Dataset items:
===

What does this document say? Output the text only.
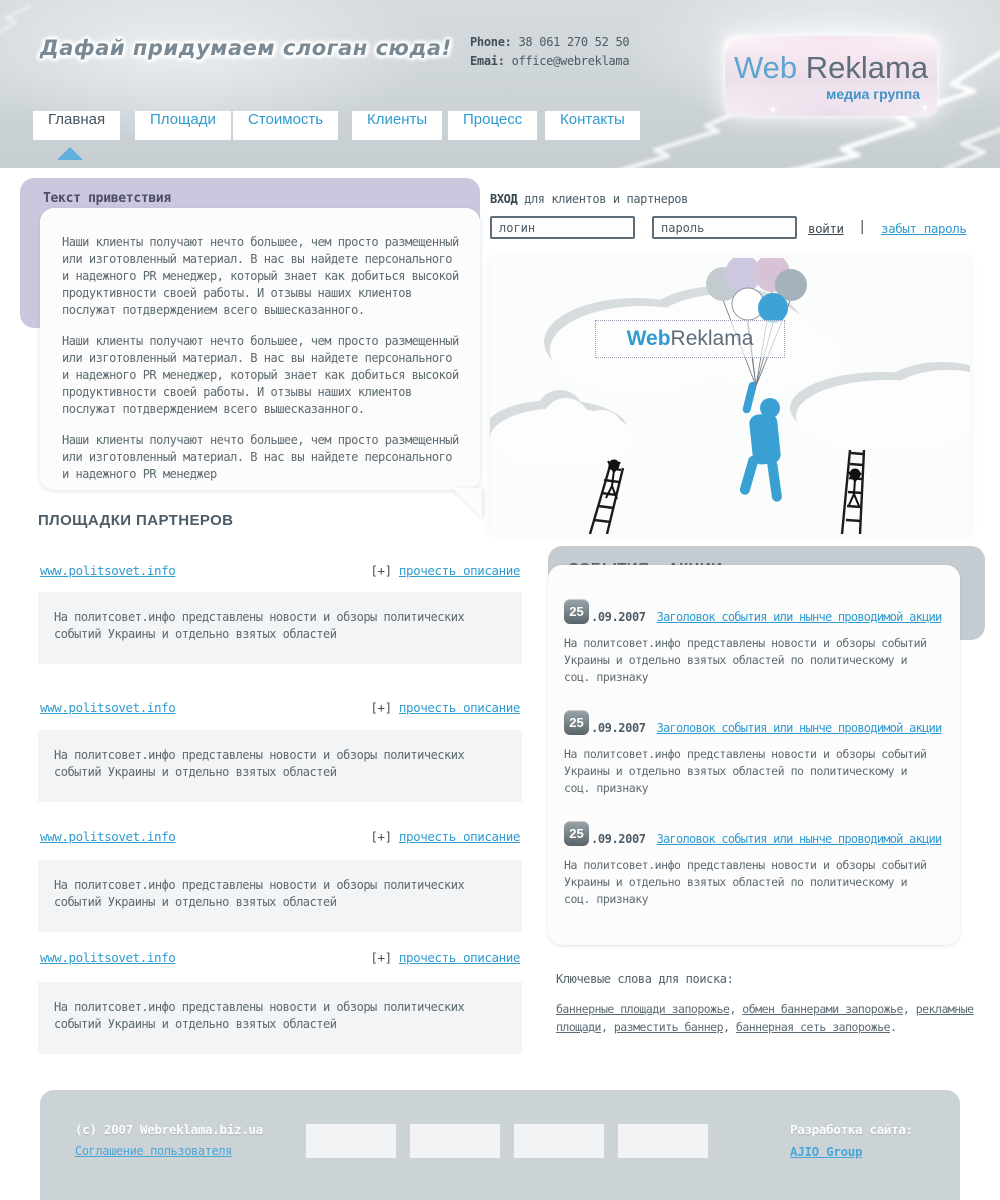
Дафай придумаем слоган сюда! Phone: 38 061 270 52 50
Emai: office@webreklama
✦
✦	✦
Web Reklama
медиа группа
Главная	Площади	Стоимость	Клиенты	Процесс	Контакты
Текст приветствия

Наши клиенты получают нечто большее, чем просто размещенный или изготовленный материал. В нас вы найдете персонального и надежного PR менеджер, который знает как добиться высокой продуктивности своей работы. И отзывы наших клиентов послужат потдверждением всего вышесказанного.

Наши клиенты получают нечто большее, чем просто размещенный или изготовленный материал. В нас вы найдете персонального и надежного PR менеджер, который знает как добиться высокой продуктивности своей работы. И отзывы наших клиентов послужат потдверждением всего вышесказанного.

Наши клиенты получают нечто большее, чем просто размещенный или изготовленный материал. В нас вы найдете персонального и надежного PR менеджер

ВХОД для клиентов и партнеров
логин
пароль
войти | забыт пароль
Web Reklama
ПЛОЩАДКИ ПАРТНЕРОВ
www.politsovet.info	[+] прочесть описание
На политсовет.инфо представлены новости и обзоры политических событий Украины и отдельно взятых областей
www.politsovet.info	[+] прочесть описание
На политсовет.инфо представлены новости и обзоры политических событий Украины и отдельно взятых областей
www.politsovet.info	[+] прочесть описание
На политсовет.инфо представлены новости и обзоры политических событий Украины и отдельно взятых областей
www.politsovet.info	[+] прочесть описание
На политсовет.инфо представлены новости и обзоры политических событий Украины и отдельно взятых областей
25 .09.2007 Заголовок события или нынче проводимой акции
На политсовет.инфо представлены новости и обзоры событий Украины и отдельно взятых областей по политическому и соц. признаку
25 .09.2007 Заголовок события или нынче проводимой акции
На политсовет.инфо представлены новости и обзоры событий Украины и отдельно взятых областей по политическому и соц. признаку
25 .09.2007 Заголовок события или нынче проводимой акции
На политсовет.инфо представлены новости и обзоры событий Украины и отдельно взятых областей по политическому и соц. признаку
Ключевые слова для поиска:
баннерные площади запорожье, обмен баннерами запорожье, рекламные площади, разместить баннер, баннерная сеть запорожье.
(c) 2007 Webreklama.biz.ua
Соглашение пользователя
Разработка сайта:
AJIO Group
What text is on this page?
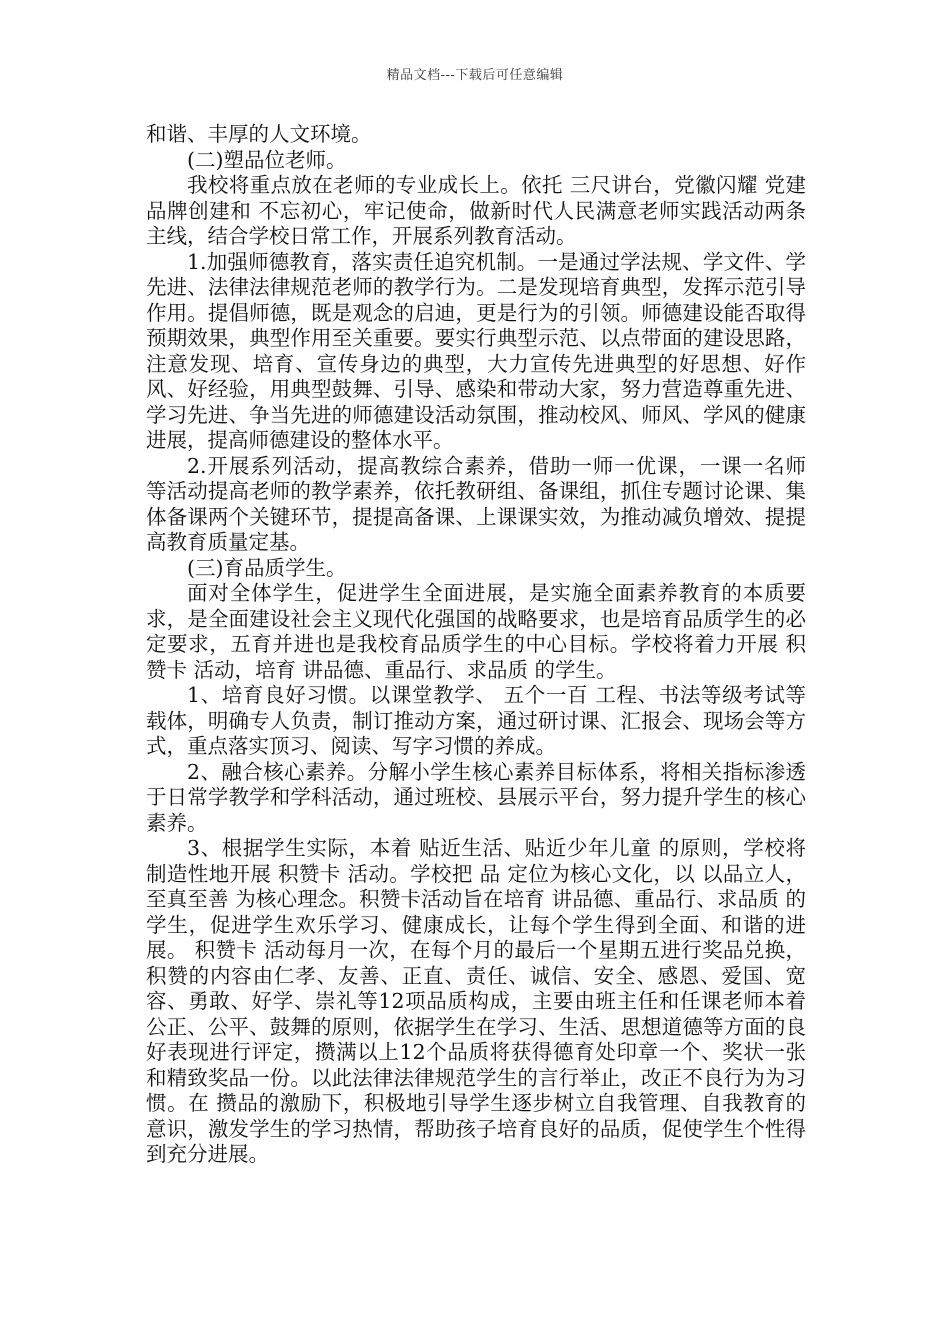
精品文档---下载后可任意编辑

和谐、丰厚的人文环境。

(二)塑品位老师。

我校将重点放在老师的专业成长上。依托 三尺讲台，党徽闪耀 党建品牌创建和 不忘初心，牢记使命，做新时代人民满意老师实践活动两条主线，结合学校日常工作，开展系列教育活动。

1.加强师德教育，落实责任追究机制。一是通过学法规、学文件、学先进、法律法律规范老师的教学行为。二是发现培育典型，发挥示范引导作用。提倡师德，既是观念的启迪，更是行为的引领。师德建设能否取得预期效果，典型作用至关重要。要实行典型示范、以点带面的建设思路，注意发现、培育、宣传身边的典型，大力宣传先进典型的好思想、好作风、好经验，用典型鼓舞、引导、感染和带动大家，努力营造尊重先进、学习先进、争当先进的师德建设活动氛围，推动校风、师风、学风的健康进展，提高师德建设的整体水平。

2.开展系列活动，提高教综合素养，借助一师一优课，一课一名师 等活动提高老师的教学素养，依托教研组、备课组，抓住专题讨论课、集体备课两个关键环节，提提高备课、上课课实效，为推动减负增效、提提高教育质量定基。

(三)育品质学生。

面对全体学生，促进学生全面进展，是实施全面素养教育的本质要求，是全面建设社会主义现代化强国的战略要求，也是培育品质学生的必定要求，五育并进也是我校育品质学生的中心目标。学校将着力开展 积赞卡 活动，培育 讲品德、重品行、求品质 的学生。

1、培育良好习惯。以课堂教学、 五个一百 工程、书法等级考试等载体，明确专人负责，制订推动方案，通过研讨课、汇报会、现场会等方式，重点落实顶习、阅读、写字习惯的养成。

2、融合核心素养。分解小学生核心素养目标体系，将相关指标渗透于日常学教学和学科活动，通过班校、县展示平台，努力提升学生的核心素养。

3、根据学生实际，本着 贴近生活、贴近少年儿童 的原则，学校将制造性地开展 积赞卡 活动。学校把 品 定位为核心文化，以 以品立人，至真至善 为核心理念。积赞卡活动旨在培育 讲品德、重品行、求品质 的学生，促进学生欢乐学习、健康成长，让每个学生得到全面、和谐的进展。 积赞卡 活动每月一次，在每个月的最后一个星期五进行奖品兑换，积赞的内容由仁孝、友善、正直、责任、诚信、安全、感恩、爱国、宽容、勇敢、好学、崇礼等12项品质构成，主要由班主任和任课老师本着公正、公平、鼓舞的原则，依据学生在学习、生活、思想道德等方面的良好表现进行评定，攒满以上12个品质将获得德育处印章一个、奖状一张和精致奖品一份。以此法律法律规范学生的言行举止，改正不良行为为习惯。在 攒品的激励下，积极地引导学生逐步树立自我管理、自我教育的意识，激发学生的学习热情，帮助孩子培育良好的品质，促使学生个性得到充分进展。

===

→ Set task: Working from the lines above, reproduce the material exactly and exclude its pictures.

→ In response:
What does this document say? Output the text only.
Дафай придумаем слоган сюда! Phone: 38 061 270 52 50
Emai: office@webreklama
✦
✦	✦
Web Reklama
медиа группа
Главная	Площади	Стоимость	Клиенты	Процесс	Контакты
Текст приветствия

Наши клиенты получают нечто большее, чем просто размещенный или изготовленный материал. В нас вы найдете персонального и надежного PR менеджер, который знает как добиться высокой продуктивности своей работы. И отзывы наших клиентов послужат потдверждением всего вышесказанного.

Наши клиенты получают нечто большее, чем просто размещенный или изготовленный материал. В нас вы найдете персонального и надежного PR менеджер, который знает как добиться высокой продуктивности своей работы. И отзывы наших клиентов послужат потдверждением всего вышесказанного.

Наши клиенты получают нечто большее, чем просто размещенный или изготовленный материал. В нас вы найдете персонального и надежного PR менеджер

ВХОД для клиентов и партнеров
логин
пароль
войти | забыт пароль
Web Reklama
ПЛОЩАДКИ ПАРТНЕРОВ
www.politsovet.info	[+] прочесть описание
На политсовет.инфо представлены новости и обзоры политических событий Украины и отдельно взятых областей
www.politsovet.info	[+] прочесть описание
На политсовет.инфо представлены новости и обзоры политических событий Украины и отдельно взятых областей
www.politsovet.info	[+] прочесть описание
На политсовет.инфо представлены новости и обзоры политических событий Украины и отдельно взятых областей
www.politsovet.info	[+] прочесть описание
На политсовет.инфо представлены новости и обзоры политических событий Украины и отдельно взятых областей
25 .09.2007 Заголовок события или нынче проводимой акции
На политсовет.инфо представлены новости и обзоры событий Украины и отдельно взятых областей по политическому и соц. признаку
25 .09.2007 Заголовок события или нынче проводимой акции
На политсовет.инфо представлены новости и обзоры событий Украины и отдельно взятых областей по политическому и соц. признаку
25 .09.2007 Заголовок события или нынче проводимой акции
На политсовет.инфо представлены новости и обзоры событий Украины и отдельно взятых областей по политическому и соц. признаку
Ключевые слова для поиска:
баннерные площади запорожье, обмен баннерами запорожье, рекламные площади, разместить баннер, баннерная сеть запорожье.
(c) 2007 Webreklama.biz.ua
Соглашение пользователя
Разработка сайта:
AJIO Group
What text is on this page?
精品文档---下载后可任意编辑

和谐、丰厚的人文环境。

(二)塑品位老师。

我校将重点放在老师的专业成长上。依托 三尺讲台，党徽闪耀 党建品牌创建和 不忘初心，牢记使命，做新时代人民满意老师实践活动两条主线，结合学校日常工作，开展系列教育活动。

1.加强师德教育，落实责任追究机制。一是通过学法规、学文件、学先进、法律法律规范老师的教学行为。二是发现培育典型，发挥示范引导作用。提倡师德，既是观念的启迪，更是行为的引领。师德建设能否取得预期效果，典型作用至关重要。要实行典型示范、以点带面的建设思路，注意发现、培育、宣传身边的典型，大力宣传先进典型的好思想、好作风、好经验，用典型鼓舞、引导、感染和带动大家，努力营造尊重先进、学习先进、争当先进的师德建设活动氛围，推动校风、师风、学风的健康进展，提高师德建设的整体水平。

2.开展系列活动，提高教综合素养，借助一师一优课，一课一名师 等活动提高老师的教学素养，依托教研组、备课组，抓住专题讨论课、集体备课两个关键环节，提提高备课、上课课实效，为推动减负增效、提提高教育质量定基。

(三)育品质学生。

面对全体学生，促进学生全面进展，是实施全面素养教育的本质要求，是全面建设社会主义现代化强国的战略要求，也是培育品质学生的必定要求，五育并进也是我校育品质学生的中心目标。学校将着力开展 积赞卡 活动，培育 讲品德、重品行、求品质 的学生。

1、培育良好习惯。以课堂教学、 五个一百 工程、书法等级考试等载体，明确专人负责，制订推动方案，通过研讨课、汇报会、现场会等方式，重点落实顶习、阅读、写字习惯的养成。

2、融合核心素养。分解小学生核心素养目标体系，将相关指标渗透于日常学教学和学科活动，通过班校、县展示平台，努力提升学生的核心素养。

3、根据学生实际，本着 贴近生活、贴近少年儿童 的原则，学校将制造性地开展 积赞卡 活动。学校把 品 定位为核心文化，以 以品立人，至真至善 为核心理念。积赞卡活动旨在培育 讲品德、重品行、求品质 的学生，促进学生欢乐学习、健康成长，让每个学生得到全面、和谐的进展。 积赞卡 活动每月一次，在每个月的最后一个星期五进行奖品兑换，积赞的内容由仁孝、友善、正直、责任、诚信、安全、感恩、爱国、宽容、勇敢、好学、崇礼等12项品质构成，主要由班主任和任课老师本着公正、公平、鼓舞的原则，依据学生在学习、生活、思想道德等方面的良好表现进行评定，攒满以上12个品质将获得德育处印章一个、奖状一张和精致奖品一份。以此法律法律规范学生的言行举止，改正不良行为为习惯。在 攒品的激励下，积极地引导学生逐步树立自我管理、自我教育的意识，激发学生的学习热情，帮助孩子培育良好的品质，促使学生个性得到充分进展。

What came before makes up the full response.